◆ Request:
Check each line of the records below for the word "субсидии" and copy those where it appears.

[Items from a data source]
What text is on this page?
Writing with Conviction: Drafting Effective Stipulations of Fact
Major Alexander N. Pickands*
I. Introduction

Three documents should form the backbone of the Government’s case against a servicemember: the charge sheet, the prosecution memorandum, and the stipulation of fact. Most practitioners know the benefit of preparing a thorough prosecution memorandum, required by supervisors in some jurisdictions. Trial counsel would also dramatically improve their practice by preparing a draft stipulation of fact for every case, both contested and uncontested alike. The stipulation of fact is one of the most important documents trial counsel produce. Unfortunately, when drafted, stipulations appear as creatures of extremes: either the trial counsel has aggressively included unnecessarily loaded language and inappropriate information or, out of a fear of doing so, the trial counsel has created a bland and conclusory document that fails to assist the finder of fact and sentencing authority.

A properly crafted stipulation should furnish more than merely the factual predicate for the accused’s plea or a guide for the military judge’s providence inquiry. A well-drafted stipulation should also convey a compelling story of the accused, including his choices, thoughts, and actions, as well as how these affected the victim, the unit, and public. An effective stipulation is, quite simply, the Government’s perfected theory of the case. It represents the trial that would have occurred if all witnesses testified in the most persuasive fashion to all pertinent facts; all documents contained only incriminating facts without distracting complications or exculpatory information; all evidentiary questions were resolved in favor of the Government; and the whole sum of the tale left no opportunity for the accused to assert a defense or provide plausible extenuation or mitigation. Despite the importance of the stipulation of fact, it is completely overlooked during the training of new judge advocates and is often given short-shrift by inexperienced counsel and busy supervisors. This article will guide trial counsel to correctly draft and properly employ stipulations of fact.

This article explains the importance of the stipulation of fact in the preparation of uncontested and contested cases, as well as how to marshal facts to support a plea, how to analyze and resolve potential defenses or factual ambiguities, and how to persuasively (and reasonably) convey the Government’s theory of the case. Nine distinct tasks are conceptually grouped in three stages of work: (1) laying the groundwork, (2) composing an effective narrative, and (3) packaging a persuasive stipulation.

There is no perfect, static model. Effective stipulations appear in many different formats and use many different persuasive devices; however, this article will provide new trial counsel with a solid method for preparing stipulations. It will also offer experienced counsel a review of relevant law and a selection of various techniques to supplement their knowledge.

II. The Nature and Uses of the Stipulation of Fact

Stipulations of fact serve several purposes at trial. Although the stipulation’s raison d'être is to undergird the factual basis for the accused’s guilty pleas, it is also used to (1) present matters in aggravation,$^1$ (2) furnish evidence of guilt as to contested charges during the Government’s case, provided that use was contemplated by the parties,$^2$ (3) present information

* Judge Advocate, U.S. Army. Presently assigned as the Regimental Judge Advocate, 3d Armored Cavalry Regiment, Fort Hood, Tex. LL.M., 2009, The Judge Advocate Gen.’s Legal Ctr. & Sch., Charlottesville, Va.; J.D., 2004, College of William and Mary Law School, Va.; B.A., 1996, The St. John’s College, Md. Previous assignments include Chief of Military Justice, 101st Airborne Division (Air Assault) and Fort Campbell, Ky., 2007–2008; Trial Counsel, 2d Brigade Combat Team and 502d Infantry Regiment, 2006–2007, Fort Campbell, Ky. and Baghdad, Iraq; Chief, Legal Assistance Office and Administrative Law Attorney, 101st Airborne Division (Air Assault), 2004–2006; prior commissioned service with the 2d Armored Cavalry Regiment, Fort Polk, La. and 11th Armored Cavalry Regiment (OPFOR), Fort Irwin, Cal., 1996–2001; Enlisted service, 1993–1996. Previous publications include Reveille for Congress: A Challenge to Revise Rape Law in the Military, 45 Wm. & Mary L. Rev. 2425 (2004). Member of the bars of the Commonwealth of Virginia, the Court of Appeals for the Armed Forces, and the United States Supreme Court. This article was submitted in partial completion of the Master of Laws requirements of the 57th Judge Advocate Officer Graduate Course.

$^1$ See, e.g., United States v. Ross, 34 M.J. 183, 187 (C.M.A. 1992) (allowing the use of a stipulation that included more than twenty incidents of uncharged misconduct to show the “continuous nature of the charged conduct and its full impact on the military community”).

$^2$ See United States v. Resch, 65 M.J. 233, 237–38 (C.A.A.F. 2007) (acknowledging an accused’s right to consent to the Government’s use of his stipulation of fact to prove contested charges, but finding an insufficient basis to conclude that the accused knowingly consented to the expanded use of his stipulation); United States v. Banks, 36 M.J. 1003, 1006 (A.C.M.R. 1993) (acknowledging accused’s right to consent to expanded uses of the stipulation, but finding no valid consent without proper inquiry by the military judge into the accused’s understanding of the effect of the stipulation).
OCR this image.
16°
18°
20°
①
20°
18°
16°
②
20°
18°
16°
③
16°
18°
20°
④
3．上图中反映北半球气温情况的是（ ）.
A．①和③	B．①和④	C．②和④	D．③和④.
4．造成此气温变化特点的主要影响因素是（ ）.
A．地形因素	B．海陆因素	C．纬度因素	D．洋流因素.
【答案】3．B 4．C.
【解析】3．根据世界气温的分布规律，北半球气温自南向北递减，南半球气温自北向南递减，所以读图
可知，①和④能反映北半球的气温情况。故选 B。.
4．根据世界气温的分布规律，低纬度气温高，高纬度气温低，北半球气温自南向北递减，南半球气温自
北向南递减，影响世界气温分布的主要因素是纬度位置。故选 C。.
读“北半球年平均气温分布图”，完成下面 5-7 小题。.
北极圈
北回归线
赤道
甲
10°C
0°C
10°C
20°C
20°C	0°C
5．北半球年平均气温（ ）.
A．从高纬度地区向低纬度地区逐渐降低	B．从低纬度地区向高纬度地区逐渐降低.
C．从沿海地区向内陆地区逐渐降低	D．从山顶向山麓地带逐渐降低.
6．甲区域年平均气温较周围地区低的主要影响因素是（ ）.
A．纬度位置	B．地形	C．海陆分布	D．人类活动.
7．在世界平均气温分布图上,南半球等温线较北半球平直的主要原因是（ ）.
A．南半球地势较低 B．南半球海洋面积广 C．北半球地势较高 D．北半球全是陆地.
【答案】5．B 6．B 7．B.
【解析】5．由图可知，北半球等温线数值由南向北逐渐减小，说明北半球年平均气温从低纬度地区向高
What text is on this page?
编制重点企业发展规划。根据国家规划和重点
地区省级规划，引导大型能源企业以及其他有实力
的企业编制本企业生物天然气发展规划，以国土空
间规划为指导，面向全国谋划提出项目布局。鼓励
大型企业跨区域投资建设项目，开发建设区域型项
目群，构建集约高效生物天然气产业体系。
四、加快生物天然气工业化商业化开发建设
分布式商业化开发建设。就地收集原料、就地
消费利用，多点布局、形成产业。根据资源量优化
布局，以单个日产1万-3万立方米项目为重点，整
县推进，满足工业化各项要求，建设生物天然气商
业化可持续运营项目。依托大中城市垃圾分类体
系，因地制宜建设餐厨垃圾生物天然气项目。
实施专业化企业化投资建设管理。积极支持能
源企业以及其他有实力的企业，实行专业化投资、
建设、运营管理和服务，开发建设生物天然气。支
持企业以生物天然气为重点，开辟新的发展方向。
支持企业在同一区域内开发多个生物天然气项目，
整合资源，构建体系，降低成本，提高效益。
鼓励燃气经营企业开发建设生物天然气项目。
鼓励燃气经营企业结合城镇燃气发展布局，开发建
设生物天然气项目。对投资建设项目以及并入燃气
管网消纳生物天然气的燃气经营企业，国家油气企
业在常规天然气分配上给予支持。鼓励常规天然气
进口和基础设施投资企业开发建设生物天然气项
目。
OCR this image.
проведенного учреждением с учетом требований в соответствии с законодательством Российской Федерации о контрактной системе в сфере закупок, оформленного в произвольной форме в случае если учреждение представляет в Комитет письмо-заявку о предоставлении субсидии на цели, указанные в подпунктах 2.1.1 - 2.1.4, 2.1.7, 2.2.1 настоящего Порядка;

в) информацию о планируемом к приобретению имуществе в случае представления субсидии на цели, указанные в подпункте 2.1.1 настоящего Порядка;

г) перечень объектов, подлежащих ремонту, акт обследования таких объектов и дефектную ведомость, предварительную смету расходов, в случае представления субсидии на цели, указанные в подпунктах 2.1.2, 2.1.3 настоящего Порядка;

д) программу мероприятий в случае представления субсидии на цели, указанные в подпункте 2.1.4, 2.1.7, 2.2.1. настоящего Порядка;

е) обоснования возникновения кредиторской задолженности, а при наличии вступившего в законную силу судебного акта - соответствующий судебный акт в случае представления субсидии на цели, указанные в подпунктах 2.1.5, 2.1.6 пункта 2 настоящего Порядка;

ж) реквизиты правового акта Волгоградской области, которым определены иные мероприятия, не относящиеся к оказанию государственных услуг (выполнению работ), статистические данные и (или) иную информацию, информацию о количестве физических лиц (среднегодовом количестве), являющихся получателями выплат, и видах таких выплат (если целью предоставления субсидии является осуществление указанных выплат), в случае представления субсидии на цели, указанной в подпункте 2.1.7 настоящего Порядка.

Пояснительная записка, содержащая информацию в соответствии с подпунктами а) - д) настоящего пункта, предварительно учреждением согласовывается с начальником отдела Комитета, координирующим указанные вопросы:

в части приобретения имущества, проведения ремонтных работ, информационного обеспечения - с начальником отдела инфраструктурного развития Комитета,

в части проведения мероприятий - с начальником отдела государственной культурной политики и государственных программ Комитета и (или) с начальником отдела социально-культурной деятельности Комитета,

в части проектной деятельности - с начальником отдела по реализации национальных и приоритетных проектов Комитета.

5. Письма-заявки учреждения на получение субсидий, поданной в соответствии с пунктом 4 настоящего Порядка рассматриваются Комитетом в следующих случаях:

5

◆ Expected output:
проведенного учреждением с учетом требований в соответствии с законодательством Российской Федерации о контрактной системе в сфере закупок, оформленного в произвольной форме в случае если учреждение представляет в Комитет письмо-заявку о предоставлении субсидии на цели, указанные в подпунктах 2.1.1 - 2.1.4, 2.1.7, 2.2.1 настоящего Порядка;
в) информацию о планируемом к приобретению имуществе в случае представления субсидии на цели, указанные в подпункте 2.1.1 настоящего Порядка;
г) перечень объектов, подлежащих ремонту, акт обследования таких объектов и дефектную ведомость, предварительную смету расходов, в случае представления субсидии на цели, указанные в подпунктах 2.1.2, 2.1.3 настоящего Порядка;
д) программу мероприятий в случае представления субсидии на цели, указанные в подпункте 2.1.4, 2.1.7, 2.2.1. настоящего Порядка;
е) обоснования возникновения кредиторской задолженности, а при наличии вступившего в законную силу судебного акта - соответствующий судебный акт в случае представления субсидии на цели, указанные в подпунктах 2.1.5, 2.1.6 пункта 2 настоящего Порядка;
ж) реквизиты правового акта Волгоградской области, которым определены иные мероприятия, не относящиеся к оказанию государственных услуг (выполнению работ), статистические данные и (или) иную информацию, информацию о количестве физических лиц (среднегодовом количестве), являющихся получателями выплат, и видах таких выплат (если целью предоставления субсидии является осуществление указанных выплат), в случае представления субсидии на цели, указанной в подпункте 2.1.7 настоящего Порядка.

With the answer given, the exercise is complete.